Print the whole listing exactly.

-- start of Supplied data --

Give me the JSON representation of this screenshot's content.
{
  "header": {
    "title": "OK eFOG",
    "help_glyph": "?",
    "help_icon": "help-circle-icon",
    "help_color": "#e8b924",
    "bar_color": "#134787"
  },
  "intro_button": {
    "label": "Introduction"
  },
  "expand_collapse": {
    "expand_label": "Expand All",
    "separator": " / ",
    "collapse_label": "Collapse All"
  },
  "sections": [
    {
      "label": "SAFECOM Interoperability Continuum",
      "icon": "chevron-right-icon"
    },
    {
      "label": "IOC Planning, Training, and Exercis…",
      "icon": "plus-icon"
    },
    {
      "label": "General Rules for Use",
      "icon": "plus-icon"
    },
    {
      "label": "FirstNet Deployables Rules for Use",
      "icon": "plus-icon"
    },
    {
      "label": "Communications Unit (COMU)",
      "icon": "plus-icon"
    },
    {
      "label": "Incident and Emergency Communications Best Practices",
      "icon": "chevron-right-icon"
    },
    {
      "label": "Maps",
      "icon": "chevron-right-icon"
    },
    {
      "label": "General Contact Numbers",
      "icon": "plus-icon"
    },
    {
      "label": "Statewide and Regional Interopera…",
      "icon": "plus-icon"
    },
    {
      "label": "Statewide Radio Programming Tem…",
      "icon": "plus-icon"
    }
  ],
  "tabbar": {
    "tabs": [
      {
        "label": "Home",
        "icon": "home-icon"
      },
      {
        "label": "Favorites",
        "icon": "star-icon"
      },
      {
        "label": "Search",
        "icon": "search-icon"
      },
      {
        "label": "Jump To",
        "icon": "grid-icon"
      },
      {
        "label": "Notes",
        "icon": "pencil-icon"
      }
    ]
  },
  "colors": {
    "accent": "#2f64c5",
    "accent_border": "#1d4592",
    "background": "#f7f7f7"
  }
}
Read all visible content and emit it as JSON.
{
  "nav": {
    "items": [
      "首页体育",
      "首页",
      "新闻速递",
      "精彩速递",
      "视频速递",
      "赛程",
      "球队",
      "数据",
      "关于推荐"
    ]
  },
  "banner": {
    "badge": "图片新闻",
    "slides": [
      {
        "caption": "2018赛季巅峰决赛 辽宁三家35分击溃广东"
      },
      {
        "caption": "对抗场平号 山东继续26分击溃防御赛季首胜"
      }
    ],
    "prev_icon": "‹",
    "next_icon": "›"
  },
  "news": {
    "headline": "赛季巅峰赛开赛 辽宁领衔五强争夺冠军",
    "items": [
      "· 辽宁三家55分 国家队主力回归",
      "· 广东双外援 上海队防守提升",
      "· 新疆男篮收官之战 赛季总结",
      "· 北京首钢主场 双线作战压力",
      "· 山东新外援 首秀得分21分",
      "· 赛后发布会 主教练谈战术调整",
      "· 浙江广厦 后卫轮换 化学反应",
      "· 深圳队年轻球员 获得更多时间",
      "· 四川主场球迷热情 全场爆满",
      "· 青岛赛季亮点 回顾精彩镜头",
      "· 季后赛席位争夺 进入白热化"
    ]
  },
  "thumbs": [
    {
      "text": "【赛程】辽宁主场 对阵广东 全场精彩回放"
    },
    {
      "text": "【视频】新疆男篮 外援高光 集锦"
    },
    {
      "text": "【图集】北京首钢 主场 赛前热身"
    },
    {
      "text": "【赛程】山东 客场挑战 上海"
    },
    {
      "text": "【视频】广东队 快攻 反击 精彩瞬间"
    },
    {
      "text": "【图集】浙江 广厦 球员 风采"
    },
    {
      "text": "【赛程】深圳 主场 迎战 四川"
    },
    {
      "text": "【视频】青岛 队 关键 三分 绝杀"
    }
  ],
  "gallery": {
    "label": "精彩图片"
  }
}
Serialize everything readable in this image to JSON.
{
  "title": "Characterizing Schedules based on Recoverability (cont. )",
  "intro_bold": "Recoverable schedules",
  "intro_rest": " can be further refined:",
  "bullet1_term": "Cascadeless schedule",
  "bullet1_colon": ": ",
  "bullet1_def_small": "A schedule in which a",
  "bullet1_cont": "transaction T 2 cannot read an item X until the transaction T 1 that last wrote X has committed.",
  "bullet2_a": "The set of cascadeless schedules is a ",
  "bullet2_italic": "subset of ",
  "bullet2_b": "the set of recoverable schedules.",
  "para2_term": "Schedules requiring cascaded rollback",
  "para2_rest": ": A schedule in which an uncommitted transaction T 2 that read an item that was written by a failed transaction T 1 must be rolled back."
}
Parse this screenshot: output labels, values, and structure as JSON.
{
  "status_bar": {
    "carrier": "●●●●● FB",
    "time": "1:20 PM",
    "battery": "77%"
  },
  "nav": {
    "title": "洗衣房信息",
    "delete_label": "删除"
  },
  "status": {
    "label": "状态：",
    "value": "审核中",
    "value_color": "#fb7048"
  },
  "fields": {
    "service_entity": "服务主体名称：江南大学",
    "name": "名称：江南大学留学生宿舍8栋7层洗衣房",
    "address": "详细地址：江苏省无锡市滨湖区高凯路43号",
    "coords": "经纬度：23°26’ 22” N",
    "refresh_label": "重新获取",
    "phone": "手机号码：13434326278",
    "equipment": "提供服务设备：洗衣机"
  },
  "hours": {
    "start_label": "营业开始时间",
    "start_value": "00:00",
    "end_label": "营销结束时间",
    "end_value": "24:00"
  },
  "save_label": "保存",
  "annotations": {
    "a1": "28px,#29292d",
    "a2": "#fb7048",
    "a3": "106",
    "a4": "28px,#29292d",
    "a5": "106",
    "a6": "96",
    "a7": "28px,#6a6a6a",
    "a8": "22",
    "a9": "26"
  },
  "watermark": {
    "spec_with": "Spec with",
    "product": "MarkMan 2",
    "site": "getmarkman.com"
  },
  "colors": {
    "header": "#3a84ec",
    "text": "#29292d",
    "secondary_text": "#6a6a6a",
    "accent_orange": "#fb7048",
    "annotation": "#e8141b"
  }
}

-- end of Supplied data --

§ Solved exercise
Give me the JSON representation of this screenshot's content.
{
  "header": {
    "title": "OK eFOG",
    "help_glyph": "?",
    "help_icon": "help-circle-icon",
    "help_color": "#e8b924",
    "bar_color": "#134787"
  },
  "intro_button": {
    "label": "Introduction"
  },
  "expand_collapse": {
    "expand_label": "Expand All",
    "separator": " / ",
    "collapse_label": "Collapse All"
  },
  "sections": [
    {
      "label": "SAFECOM Interoperability Continuum",
      "icon": "chevron-right-icon"
    },
    {
      "label": "IOC Planning, Training, and Exercis…",
      "icon": "plus-icon"
    },
    {
      "label": "General Rules for Use",
      "icon": "plus-icon"
    },
    {
      "label": "FirstNet Deployables Rules for Use",
      "icon": "plus-icon"
    },
    {
      "label": "Communications Unit (COMU)",
      "icon": "plus-icon"
    },
    {
      "label": "Incident and Emergency Communications Best Practices",
      "icon": "chevron-right-icon"
    },
    {
      "label": "Maps",
      "icon": "chevron-right-icon"
    },
    {
      "label": "General Contact Numbers",
      "icon": "plus-icon"
    },
    {
      "label": "Statewide and Regional Interopera…",
      "icon": "plus-icon"
    },
    {
      "label": "Statewide Radio Programming Tem…",
      "icon": "plus-icon"
    }
  ],
  "tabbar": {
    "tabs": [
      {
        "label": "Home",
        "icon": "home-icon"
      },
      {
        "label": "Favorites",
        "icon": "star-icon"
      },
      {
        "label": "Search",
        "icon": "search-icon"
      },
      {
        "label": "Jump To",
        "icon": "grid-icon"
      },
      {
        "label": "Notes",
        "icon": "pencil-icon"
      }
    ]
  },
  "colors": {
    "accent": "#2f64c5",
    "accent_border": "#1d4592",
    "background": "#f7f7f7"
  }
}
Read all visible content and emit it as JSON.
{
  "nav": {
    "items": [
      "首页体育",
      "首页",
      "新闻速递",
      "精彩速递",
      "视频速递",
      "赛程",
      "球队",
      "数据",
      "关于推荐"
    ]
  },
  "banner": {
    "badge": "图片新闻",
    "slides": [
      {
        "caption": "2018赛季巅峰决赛 辽宁三家35分击溃广东"
      },
      {
        "caption": "对抗场平号 山东继续26分击溃防御赛季首胜"
      }
    ],
    "prev_icon": "‹",
    "next_icon": "›"
  },
  "news": {
    "headline": "赛季巅峰赛开赛 辽宁领衔五强争夺冠军",
    "items": [
      "· 辽宁三家55分 国家队主力回归",
      "· 广东双外援 上海队防守提升",
      "· 新疆男篮收官之战 赛季总结",
      "· 北京首钢主场 双线作战压力",
      "· 山东新外援 首秀得分21分",
      "· 赛后发布会 主教练谈战术调整",
      "· 浙江广厦 后卫轮换 化学反应",
      "· 深圳队年轻球员 获得更多时间",
      "· 四川主场球迷热情 全场爆满",
      "· 青岛赛季亮点 回顾精彩镜头",
      "· 季后赛席位争夺 进入白热化"
    ]
  },
  "thumbs": [
    {
      "text": "【赛程】辽宁主场 对阵广东 全场精彩回放"
    },
    {
      "text": "【视频】新疆男篮 外援高光 集锦"
    },
    {
      "text": "【图集】北京首钢 主场 赛前热身"
    },
    {
      "text": "【赛程】山东 客场挑战 上海"
    },
    {
      "text": "【视频】广东队 快攻 反击 精彩瞬间"
    },
    {
      "text": "【图集】浙江 广厦 球员 风采"
    },
    {
      "text": "【赛程】深圳 主场 迎战 四川"
    },
    {
      "text": "【视频】青岛 队 关键 三分 绝杀"
    }
  ],
  "gallery": {
    "label": "精彩图片"
  }
}
Serialize everything readable in this image to JSON.
{
  "title": "Characterizing Schedules based on Recoverability (cont. )",
  "intro_bold": "Recoverable schedules",
  "intro_rest": " can be further refined:",
  "bullet1_term": "Cascadeless schedule",
  "bullet1_colon": ": ",
  "bullet1_def_small": "A schedule in which a",
  "bullet1_cont": "transaction T 2 cannot read an item X until the transaction T 1 that last wrote X has committed.",
  "bullet2_a": "The set of cascadeless schedules is a ",
  "bullet2_italic": "subset of ",
  "bullet2_b": "the set of recoverable schedules.",
  "para2_term": "Schedules requiring cascaded rollback",
  "para2_rest": ": A schedule in which an uncommitted transaction T 2 that read an item that was written by a failed transaction T 1 must be rolled back."
}
Parse this screenshot: output labels, values, and structure as JSON.
{
  "status_bar": {
    "carrier": "●●●●● FB",
    "time": "1:20 PM",
    "battery": "77%"
  },
  "nav": {
    "title": "洗衣房信息",
    "delete_label": "删除"
  },
  "status": {
    "label": "状态：",
    "value": "审核中",
    "value_color": "#fb7048"
  },
  "fields": {
    "service_entity": "服务主体名称：江南大学",
    "name": "名称：江南大学留学生宿舍8栋7层洗衣房",
    "address": "详细地址：江苏省无锡市滨湖区高凯路43号",
    "coords": "经纬度：23°26’ 22” N",
    "refresh_label": "重新获取",
    "phone": "手机号码：13434326278",
    "equipment": "提供服务设备：洗衣机"
  },
  "hours": {
    "start_label": "营业开始时间",
    "start_value": "00:00",
    "end_label": "营销结束时间",
    "end_value": "24:00"
  },
  "save_label": "保存",
  "annotations": {
    "a1": "28px,#29292d",
    "a2": "#fb7048",
    "a3": "106",
    "a4": "28px,#29292d",
    "a5": "106",
    "a6": "96",
    "a7": "28px,#6a6a6a",
    "a8": "22",
    "a9": "26"
  },
  "watermark": {
    "spec_with": "Spec with",
    "product": "MarkMan 2",
    "site": "getmarkman.com"
  },
  "colors": {
    "header": "#3a84ec",
    "text": "#29292d",
    "secondary_text": "#6a6a6a",
    "accent_orange": "#fb7048",
    "annotation": "#e8141b"
  }
}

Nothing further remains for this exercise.